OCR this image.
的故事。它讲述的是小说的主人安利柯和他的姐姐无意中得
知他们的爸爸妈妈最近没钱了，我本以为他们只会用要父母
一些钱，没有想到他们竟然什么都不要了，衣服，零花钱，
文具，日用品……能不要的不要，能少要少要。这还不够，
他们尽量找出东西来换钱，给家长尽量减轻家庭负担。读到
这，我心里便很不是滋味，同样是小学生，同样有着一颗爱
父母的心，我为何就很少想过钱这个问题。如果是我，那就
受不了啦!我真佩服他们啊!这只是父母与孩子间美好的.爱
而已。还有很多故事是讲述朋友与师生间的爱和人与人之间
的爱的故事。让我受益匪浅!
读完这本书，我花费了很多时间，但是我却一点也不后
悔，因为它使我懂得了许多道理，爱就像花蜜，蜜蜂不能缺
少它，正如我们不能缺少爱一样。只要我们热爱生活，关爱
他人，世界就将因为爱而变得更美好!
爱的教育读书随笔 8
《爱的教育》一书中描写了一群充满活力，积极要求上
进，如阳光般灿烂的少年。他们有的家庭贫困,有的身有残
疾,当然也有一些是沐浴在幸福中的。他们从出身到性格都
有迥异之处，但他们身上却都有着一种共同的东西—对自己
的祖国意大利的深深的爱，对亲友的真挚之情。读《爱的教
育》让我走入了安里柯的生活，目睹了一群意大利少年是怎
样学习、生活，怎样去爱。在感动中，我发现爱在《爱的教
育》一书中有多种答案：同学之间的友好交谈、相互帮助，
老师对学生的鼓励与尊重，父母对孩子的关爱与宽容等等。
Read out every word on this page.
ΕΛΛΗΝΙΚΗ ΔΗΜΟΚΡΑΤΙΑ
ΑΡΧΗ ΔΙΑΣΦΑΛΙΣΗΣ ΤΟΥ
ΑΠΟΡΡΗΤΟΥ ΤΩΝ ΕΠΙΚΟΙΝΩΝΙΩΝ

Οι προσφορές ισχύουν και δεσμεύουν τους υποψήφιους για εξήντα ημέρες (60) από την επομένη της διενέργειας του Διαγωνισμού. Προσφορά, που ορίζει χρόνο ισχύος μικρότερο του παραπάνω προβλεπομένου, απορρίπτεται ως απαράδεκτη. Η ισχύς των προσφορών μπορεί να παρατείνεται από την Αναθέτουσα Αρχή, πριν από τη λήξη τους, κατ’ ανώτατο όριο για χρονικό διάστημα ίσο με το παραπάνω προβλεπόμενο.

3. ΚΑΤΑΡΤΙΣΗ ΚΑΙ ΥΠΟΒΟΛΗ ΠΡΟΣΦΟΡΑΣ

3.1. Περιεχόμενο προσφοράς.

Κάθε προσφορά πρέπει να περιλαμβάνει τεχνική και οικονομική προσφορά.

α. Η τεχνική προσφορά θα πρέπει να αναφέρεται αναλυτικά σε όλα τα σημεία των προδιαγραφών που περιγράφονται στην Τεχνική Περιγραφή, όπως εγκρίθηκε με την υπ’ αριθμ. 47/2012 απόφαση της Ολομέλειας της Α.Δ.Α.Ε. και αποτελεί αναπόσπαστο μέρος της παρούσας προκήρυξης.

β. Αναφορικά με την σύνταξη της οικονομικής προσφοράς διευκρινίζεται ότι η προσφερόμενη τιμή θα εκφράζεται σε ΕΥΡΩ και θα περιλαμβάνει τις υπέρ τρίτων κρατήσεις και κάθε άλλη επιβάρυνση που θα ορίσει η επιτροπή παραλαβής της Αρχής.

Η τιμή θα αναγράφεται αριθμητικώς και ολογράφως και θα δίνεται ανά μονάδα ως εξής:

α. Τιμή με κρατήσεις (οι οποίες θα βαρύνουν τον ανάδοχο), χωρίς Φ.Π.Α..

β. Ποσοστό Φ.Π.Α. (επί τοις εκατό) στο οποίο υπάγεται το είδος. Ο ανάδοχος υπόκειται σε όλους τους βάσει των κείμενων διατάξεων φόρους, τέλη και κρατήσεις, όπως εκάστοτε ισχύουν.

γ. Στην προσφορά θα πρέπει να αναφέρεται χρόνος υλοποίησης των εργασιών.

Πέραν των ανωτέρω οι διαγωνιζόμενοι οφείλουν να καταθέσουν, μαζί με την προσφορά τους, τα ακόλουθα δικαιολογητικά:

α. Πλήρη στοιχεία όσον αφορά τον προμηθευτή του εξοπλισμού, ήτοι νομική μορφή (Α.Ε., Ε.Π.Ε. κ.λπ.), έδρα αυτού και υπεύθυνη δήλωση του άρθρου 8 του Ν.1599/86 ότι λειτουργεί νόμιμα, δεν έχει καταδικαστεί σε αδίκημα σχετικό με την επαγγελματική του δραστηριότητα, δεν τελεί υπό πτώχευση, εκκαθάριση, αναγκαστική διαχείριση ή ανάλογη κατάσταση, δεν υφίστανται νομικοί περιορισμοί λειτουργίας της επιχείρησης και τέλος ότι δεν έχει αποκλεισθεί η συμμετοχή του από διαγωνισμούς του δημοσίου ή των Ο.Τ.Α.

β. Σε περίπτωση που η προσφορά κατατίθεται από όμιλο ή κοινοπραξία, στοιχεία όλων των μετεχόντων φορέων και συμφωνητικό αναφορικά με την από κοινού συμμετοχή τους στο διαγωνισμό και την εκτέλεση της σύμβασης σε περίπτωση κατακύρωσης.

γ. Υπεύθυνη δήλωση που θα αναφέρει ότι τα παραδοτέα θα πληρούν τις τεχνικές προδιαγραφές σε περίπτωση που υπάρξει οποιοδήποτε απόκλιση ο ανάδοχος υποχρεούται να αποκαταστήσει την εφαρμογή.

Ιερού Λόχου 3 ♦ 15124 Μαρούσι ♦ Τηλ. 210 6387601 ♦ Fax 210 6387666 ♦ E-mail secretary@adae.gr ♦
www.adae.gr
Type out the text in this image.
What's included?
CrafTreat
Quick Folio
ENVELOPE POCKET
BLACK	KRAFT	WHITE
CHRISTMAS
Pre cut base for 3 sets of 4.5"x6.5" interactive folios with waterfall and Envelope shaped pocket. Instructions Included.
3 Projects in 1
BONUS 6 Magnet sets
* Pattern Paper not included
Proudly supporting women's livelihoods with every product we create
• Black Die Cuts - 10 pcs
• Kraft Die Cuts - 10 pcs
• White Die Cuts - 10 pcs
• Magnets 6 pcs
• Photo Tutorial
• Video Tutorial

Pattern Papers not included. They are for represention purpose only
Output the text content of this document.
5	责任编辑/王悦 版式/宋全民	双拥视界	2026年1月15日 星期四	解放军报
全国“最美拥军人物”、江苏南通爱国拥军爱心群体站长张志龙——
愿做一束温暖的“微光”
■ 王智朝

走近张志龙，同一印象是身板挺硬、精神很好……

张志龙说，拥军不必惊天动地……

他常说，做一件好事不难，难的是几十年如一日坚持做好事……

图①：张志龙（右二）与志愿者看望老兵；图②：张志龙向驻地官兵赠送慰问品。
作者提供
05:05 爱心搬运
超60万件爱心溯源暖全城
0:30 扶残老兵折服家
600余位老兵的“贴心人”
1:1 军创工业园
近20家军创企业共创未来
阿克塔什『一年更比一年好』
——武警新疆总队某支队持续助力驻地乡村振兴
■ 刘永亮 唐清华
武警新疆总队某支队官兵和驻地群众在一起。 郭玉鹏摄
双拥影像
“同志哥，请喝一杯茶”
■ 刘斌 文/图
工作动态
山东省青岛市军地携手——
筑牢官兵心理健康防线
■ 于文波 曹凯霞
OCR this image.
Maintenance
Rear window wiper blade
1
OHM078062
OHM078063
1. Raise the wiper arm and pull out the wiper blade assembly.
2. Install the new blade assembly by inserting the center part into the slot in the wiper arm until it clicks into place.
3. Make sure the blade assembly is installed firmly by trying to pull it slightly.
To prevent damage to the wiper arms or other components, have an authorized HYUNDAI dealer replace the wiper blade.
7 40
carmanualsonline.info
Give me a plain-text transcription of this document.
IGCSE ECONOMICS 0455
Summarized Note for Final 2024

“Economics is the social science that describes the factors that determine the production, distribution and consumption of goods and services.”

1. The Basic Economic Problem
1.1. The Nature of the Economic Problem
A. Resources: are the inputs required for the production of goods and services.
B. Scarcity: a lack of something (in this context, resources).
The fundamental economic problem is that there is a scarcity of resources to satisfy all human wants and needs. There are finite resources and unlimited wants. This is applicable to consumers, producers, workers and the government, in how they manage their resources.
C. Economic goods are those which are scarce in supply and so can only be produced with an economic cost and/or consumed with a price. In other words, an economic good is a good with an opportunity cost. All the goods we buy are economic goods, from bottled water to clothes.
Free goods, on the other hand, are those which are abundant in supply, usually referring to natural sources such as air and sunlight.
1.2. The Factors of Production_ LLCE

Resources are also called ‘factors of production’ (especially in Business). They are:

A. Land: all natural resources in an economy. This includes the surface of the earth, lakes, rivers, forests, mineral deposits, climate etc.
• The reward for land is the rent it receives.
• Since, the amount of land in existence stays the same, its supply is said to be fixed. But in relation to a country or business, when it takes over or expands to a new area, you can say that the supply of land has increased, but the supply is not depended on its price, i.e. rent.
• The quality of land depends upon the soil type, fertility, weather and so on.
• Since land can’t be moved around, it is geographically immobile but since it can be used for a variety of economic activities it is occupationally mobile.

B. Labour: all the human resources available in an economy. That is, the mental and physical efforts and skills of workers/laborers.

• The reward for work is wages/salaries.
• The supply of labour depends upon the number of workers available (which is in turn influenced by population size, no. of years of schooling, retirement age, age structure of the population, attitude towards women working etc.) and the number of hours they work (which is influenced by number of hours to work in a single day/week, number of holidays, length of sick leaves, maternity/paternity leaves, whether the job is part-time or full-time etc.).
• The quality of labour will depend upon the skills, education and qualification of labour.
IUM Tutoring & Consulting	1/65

|---|

Do this: Pull out all lines of the data with the string "τους".

Solution below:
Οι προσφορές ισχύουν και δεσμεύουν τους υποψήφιους για εξήντα ημέρες (60) από την επομένη της διενέργειας του Διαγωνισμού. Προσφορά, που ορίζει χρόνο ισχύος μικρότερο του παραπάνω προβλεπομένου, απορρίπτεται ως απαράδεκτη. Η ισχύς των προσφορών μπορεί να παρατείνεται από την Αναθέτουσα Αρχή, πριν από τη λήξη τους, κατ’ ανώτατο όριο για χρονικό διάστημα ίσο με το παραπάνω προβλεπόμενο.
β. Ποσοστό Φ.Π.Α. (επί τοις εκατό) στο οποίο υπάγεται το είδος. Ο ανάδοχος υπόκειται σε όλους τους βάσει των κείμενων διατάξεων φόρους, τέλη και κρατήσεις, όπως εκάστοτε ισχύουν.
Πέραν των ανωτέρω οι διαγωνιζόμενοι οφείλουν να καταθέσουν, μαζί με την προσφορά τους, τα ακόλουθα δικαιολογητικά:
β. Σε περίπτωση που η προσφορά κατατίθεται από όμιλο ή κοινοπραξία, στοιχεία όλων των μετεχόντων φορέων και συμφωνητικό αναφορικά με την από κοινού συμμετοχή τους στο διαγωνισμό και την εκτέλεση της σύμβασης σε περίπτωση κατακύρωσης.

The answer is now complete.